**TASK DATA**
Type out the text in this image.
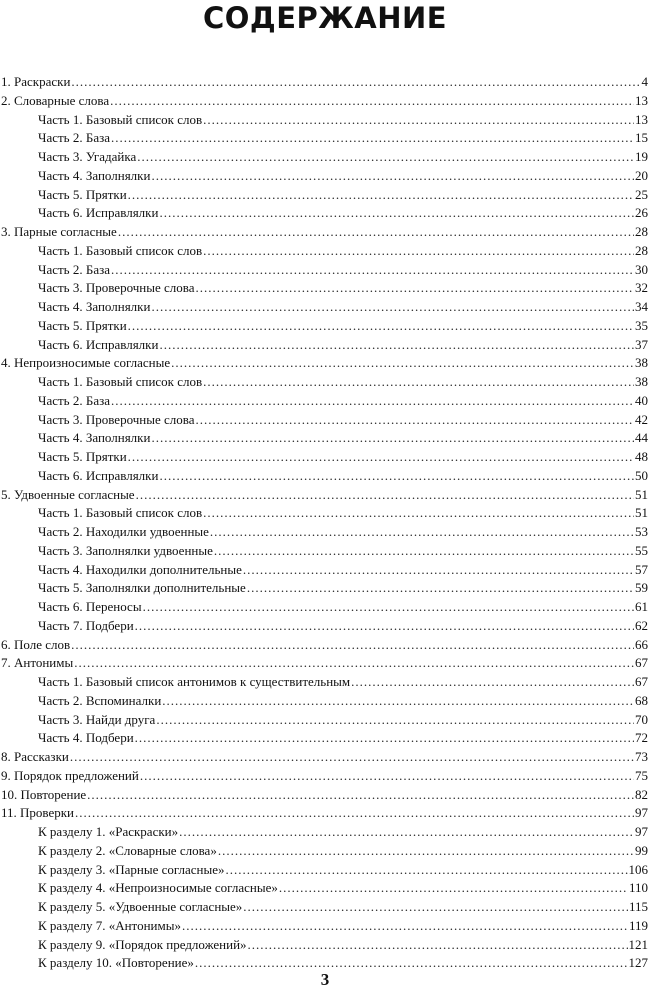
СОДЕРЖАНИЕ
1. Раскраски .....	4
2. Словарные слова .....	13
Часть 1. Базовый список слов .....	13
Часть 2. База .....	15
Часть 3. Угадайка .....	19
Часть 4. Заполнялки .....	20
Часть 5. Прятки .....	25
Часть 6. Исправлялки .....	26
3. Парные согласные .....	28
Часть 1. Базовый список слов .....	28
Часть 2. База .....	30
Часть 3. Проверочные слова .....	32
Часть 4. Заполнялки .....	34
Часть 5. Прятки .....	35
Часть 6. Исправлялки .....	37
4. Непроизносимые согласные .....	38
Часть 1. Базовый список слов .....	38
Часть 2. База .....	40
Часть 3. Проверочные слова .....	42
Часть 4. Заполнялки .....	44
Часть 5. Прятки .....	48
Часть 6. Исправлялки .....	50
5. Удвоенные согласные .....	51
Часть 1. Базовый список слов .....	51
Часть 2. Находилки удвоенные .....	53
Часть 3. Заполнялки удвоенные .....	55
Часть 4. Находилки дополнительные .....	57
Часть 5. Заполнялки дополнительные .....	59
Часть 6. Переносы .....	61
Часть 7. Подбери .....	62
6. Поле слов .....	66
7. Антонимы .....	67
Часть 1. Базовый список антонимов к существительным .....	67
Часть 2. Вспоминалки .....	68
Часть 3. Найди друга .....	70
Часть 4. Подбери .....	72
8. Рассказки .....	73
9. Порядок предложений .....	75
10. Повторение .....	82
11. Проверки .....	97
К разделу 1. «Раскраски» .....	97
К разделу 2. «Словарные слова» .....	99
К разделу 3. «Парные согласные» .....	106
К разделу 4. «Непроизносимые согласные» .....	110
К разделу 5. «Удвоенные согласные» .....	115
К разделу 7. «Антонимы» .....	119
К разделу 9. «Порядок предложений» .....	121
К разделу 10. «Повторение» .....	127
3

**WRITTEN EXERCISE**
For the listing above, identify each line bearing "Порядок".

**FINAL RESULT**
9. Порядок предложений .....	75
К разделу 9. «Порядок предложений» .....	121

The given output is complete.